DATA PROVIDED:
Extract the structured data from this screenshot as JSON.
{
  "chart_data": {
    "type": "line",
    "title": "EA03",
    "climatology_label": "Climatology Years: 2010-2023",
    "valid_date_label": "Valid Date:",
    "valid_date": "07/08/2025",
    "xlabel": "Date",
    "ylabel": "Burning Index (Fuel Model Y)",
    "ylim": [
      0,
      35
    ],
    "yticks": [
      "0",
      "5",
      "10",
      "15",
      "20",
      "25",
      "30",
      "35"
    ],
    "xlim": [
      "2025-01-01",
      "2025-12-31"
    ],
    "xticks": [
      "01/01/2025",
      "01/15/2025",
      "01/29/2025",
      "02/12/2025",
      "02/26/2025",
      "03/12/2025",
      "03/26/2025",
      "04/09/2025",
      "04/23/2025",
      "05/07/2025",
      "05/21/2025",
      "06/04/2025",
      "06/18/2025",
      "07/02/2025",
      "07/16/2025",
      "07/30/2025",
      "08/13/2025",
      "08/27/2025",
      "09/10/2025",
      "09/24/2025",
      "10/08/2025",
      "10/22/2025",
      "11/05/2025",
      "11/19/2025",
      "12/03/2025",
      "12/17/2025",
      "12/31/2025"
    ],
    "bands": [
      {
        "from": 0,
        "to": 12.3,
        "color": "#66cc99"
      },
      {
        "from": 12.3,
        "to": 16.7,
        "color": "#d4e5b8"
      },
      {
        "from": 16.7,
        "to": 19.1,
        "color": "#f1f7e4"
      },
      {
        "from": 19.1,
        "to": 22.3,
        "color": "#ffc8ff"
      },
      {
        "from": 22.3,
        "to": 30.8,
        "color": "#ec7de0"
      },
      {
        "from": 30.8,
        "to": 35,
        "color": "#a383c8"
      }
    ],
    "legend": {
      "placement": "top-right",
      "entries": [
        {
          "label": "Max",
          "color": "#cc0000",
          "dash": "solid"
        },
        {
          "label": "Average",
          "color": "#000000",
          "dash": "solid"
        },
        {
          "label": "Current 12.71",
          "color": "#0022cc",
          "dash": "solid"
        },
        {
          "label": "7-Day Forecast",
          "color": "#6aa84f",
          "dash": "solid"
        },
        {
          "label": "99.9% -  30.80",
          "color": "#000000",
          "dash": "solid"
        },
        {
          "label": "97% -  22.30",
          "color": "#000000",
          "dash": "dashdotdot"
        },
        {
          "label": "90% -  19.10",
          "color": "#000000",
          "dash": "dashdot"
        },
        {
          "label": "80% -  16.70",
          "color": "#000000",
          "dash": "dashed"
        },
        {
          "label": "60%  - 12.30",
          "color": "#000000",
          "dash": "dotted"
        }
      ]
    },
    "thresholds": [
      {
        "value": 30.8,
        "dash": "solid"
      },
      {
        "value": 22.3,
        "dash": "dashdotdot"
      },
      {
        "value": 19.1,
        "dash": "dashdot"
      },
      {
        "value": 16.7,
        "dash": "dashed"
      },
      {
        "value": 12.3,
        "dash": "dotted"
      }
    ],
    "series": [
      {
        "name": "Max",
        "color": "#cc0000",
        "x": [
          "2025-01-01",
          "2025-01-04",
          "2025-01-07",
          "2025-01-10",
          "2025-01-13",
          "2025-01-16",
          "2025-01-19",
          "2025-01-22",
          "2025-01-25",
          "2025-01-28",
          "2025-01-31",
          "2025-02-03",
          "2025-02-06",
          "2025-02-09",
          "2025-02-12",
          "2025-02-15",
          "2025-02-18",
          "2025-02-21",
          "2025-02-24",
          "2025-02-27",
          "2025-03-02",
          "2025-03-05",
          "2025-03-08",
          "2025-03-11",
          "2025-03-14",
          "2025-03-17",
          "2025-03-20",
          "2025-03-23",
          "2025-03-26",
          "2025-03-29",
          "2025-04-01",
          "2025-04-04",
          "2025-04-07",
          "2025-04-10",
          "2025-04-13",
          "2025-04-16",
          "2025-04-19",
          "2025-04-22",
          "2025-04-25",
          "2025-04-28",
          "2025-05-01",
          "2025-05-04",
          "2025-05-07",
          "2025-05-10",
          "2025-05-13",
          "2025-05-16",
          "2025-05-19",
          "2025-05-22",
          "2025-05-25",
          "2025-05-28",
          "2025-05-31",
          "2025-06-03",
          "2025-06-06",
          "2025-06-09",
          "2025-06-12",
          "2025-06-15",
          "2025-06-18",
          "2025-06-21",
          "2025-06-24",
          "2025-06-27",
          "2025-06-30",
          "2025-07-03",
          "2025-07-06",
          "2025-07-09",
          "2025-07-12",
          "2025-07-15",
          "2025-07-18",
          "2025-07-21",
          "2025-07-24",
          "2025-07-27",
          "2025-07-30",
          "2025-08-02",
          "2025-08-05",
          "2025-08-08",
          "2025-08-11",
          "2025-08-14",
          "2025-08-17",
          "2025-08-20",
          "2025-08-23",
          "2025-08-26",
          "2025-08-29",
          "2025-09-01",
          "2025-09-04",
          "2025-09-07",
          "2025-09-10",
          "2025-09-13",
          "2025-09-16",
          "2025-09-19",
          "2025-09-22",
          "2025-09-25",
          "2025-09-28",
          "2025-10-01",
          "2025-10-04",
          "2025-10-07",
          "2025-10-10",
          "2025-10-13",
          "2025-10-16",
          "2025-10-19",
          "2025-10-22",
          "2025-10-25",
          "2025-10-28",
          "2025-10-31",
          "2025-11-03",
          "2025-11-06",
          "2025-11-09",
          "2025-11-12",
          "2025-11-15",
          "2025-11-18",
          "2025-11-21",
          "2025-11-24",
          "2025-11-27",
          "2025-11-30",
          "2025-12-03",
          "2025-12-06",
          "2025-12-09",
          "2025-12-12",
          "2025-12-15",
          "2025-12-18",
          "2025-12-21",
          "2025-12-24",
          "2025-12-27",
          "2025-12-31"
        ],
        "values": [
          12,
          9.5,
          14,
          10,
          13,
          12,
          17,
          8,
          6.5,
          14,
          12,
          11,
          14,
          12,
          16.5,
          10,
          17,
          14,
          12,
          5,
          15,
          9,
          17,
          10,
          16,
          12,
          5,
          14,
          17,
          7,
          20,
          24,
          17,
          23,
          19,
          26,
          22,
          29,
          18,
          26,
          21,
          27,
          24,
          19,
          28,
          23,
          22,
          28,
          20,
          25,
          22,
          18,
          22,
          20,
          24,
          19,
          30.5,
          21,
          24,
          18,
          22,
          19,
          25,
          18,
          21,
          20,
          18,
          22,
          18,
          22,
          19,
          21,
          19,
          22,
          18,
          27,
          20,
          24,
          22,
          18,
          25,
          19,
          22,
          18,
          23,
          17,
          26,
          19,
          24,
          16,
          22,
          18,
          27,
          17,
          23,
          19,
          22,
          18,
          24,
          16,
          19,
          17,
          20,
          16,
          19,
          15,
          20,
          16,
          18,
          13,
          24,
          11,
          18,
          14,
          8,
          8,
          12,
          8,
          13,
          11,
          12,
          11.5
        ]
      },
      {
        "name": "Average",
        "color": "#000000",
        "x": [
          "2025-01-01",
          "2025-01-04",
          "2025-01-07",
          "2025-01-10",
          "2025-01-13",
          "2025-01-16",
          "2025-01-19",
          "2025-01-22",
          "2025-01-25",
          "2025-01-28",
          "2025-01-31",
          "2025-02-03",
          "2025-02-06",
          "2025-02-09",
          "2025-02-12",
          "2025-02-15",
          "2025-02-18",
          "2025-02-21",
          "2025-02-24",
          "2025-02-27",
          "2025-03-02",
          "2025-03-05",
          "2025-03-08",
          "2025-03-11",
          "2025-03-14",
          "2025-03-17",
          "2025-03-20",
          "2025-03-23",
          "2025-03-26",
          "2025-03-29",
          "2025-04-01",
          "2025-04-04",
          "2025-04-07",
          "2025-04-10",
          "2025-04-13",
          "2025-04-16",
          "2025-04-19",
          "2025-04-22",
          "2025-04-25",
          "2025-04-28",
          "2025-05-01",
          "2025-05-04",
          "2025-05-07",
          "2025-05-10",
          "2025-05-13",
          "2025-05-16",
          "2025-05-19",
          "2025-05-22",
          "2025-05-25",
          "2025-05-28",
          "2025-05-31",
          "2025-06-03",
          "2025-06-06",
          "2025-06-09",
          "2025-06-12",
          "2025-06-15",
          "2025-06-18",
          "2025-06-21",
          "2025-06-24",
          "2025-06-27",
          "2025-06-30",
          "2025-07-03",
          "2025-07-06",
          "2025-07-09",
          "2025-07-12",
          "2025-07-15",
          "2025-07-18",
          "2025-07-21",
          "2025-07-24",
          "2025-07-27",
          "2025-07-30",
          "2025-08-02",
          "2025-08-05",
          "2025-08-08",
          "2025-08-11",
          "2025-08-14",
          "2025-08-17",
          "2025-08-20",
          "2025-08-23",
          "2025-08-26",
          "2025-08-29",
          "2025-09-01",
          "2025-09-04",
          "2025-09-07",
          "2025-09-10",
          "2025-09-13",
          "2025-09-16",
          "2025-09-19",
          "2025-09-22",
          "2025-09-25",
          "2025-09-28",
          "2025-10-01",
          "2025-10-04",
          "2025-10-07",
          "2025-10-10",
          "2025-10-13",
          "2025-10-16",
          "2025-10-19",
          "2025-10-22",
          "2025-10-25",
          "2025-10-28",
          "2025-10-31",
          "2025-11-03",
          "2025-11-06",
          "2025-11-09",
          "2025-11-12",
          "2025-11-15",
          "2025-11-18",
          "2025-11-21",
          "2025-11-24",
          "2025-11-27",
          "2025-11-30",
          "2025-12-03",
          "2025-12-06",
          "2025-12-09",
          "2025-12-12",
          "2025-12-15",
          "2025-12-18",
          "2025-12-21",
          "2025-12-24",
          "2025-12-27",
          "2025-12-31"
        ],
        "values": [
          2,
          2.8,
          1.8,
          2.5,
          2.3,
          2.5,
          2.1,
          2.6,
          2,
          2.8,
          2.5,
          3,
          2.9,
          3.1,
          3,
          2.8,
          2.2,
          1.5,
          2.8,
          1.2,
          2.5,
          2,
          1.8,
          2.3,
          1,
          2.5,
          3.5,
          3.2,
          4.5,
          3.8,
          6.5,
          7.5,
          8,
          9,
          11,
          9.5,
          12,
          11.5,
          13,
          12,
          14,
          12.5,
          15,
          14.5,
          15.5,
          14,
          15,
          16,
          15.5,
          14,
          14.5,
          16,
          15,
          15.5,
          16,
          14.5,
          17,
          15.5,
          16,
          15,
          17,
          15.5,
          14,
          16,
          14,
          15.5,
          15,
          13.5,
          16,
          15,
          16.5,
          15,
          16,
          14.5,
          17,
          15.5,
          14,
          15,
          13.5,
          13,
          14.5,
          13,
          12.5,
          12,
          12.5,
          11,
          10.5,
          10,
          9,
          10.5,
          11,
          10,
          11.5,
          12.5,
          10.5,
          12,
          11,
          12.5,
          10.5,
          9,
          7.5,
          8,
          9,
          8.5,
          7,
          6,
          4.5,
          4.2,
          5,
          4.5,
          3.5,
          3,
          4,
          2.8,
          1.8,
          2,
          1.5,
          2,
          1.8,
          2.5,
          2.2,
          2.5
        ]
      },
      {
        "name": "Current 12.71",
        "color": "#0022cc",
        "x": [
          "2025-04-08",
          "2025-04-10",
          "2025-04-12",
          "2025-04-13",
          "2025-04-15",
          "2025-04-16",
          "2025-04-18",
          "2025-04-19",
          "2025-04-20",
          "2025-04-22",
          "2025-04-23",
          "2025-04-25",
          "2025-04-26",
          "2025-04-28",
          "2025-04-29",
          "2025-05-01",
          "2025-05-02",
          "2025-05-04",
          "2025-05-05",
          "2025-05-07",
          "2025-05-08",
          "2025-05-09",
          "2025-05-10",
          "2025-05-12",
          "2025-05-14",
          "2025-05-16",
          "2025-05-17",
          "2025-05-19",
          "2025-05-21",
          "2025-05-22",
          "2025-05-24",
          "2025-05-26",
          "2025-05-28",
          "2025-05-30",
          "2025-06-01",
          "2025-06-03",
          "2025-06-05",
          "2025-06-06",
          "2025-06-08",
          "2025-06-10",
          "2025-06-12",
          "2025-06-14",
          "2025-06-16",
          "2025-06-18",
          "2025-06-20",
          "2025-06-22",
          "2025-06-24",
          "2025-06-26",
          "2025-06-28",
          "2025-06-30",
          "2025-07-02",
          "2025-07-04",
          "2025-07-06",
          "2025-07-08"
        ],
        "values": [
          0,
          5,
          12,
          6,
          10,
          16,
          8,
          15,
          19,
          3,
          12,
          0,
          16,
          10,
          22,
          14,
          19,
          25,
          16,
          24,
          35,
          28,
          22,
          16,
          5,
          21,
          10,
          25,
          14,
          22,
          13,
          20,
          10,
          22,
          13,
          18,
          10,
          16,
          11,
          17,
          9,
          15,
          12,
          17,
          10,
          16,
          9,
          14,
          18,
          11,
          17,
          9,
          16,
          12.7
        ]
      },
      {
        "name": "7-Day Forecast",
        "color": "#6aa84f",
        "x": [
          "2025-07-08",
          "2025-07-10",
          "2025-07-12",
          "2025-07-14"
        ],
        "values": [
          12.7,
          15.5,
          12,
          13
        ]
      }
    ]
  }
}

WHAT IS REQUIRED:
Pull out every line in the data above that has the word "Current".

ANSWER BELOW:
          "label": "Current 12.71",
        "name": "Current 12.71",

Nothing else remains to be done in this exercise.